▸ Materials provided:
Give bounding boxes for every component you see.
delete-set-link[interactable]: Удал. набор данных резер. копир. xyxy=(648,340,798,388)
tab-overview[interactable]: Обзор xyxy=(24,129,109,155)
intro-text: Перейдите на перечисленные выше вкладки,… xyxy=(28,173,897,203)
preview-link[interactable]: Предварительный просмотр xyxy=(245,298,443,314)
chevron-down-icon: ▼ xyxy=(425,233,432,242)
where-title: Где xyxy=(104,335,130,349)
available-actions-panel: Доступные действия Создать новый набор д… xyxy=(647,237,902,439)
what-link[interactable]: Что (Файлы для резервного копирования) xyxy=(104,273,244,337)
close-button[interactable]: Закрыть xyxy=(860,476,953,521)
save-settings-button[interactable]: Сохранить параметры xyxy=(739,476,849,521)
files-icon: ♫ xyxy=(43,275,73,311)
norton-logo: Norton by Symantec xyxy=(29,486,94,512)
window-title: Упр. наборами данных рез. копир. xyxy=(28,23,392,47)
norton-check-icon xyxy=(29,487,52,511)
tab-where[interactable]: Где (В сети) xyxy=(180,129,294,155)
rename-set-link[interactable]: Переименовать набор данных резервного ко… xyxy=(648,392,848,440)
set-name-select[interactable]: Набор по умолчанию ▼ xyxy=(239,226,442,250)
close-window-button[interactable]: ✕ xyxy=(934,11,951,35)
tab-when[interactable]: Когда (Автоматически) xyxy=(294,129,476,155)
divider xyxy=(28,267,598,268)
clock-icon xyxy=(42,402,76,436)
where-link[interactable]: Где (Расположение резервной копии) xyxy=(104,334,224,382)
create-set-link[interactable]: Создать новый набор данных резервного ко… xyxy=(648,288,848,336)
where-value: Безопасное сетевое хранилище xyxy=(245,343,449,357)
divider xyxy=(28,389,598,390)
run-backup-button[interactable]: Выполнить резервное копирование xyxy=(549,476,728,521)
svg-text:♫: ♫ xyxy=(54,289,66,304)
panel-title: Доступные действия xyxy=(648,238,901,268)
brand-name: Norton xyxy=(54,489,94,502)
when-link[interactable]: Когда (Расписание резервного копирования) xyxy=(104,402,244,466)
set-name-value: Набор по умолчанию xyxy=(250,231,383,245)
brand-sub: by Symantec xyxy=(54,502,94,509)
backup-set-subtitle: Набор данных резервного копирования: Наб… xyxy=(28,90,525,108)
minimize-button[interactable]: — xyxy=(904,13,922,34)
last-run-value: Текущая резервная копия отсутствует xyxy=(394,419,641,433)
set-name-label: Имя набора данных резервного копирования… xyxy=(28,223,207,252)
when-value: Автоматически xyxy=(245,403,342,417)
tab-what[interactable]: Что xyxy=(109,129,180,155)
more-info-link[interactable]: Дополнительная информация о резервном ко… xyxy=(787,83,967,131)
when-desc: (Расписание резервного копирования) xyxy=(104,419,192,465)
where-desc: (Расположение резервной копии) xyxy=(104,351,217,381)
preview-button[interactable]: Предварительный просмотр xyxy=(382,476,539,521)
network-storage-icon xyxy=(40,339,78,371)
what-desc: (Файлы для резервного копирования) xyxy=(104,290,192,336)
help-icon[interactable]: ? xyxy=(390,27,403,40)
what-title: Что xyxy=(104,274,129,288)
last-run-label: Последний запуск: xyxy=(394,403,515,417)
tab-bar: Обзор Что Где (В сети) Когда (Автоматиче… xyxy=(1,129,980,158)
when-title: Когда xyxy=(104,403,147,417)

▸ Exercise directions:
Rewrite the rows from the first one up to and including the line with "brand-name: Norton xyxy=(54,489,94,502)", changing "divider" to "separator" and leaving everything else the same.

▸ Reply to the task:
Give bounding boxes for every component you see.
delete-set-link[interactable]: Удал. набор данных резер. копир. xyxy=(648,340,798,388)
tab-overview[interactable]: Обзор xyxy=(24,129,109,155)
intro-text: Перейдите на перечисленные выше вкладки,… xyxy=(28,173,897,203)
preview-link[interactable]: Предварительный просмотр xyxy=(245,298,443,314)
chevron-down-icon: ▼ xyxy=(425,233,432,242)
where-title: Где xyxy=(104,335,130,349)
available-actions-panel: Доступные действия Создать новый набор д… xyxy=(647,237,902,439)
what-link[interactable]: Что (Файлы для резервного копирования) xyxy=(104,273,244,337)
close-button[interactable]: Закрыть xyxy=(860,476,953,521)
save-settings-button[interactable]: Сохранить параметры xyxy=(739,476,849,521)
files-icon: ♫ xyxy=(43,275,73,311)
norton-logo: Norton by Symantec xyxy=(29,486,94,512)
window-title: Упр. наборами данных рез. копир. xyxy=(28,23,392,47)
norton-check-icon xyxy=(29,487,52,511)
tab-where[interactable]: Где (В сети) xyxy=(180,129,294,155)
rename-set-link[interactable]: Переименовать набор данных резервного ко… xyxy=(648,392,848,440)
set-name-select[interactable]: Набор по умолчанию ▼ xyxy=(239,226,442,250)
close-window-button[interactable]: ✕ xyxy=(934,11,951,35)
tab-when[interactable]: Когда (Автоматически) xyxy=(294,129,476,155)
separator xyxy=(28,267,598,268)
clock-icon xyxy=(42,402,76,436)
where-link[interactable]: Где (Расположение резервной копии) xyxy=(104,334,224,382)
create-set-link[interactable]: Создать новый набор данных резервного ко… xyxy=(648,288,848,336)
where-value: Безопасное сетевое хранилище xyxy=(245,343,449,357)
separator xyxy=(28,389,598,390)
run-backup-button[interactable]: Выполнить резервное копирование xyxy=(549,476,728,521)
svg-text:♫: ♫ xyxy=(54,289,66,304)
panel-title: Доступные действия xyxy=(648,238,901,268)
brand-name: Norton xyxy=(54,489,94,502)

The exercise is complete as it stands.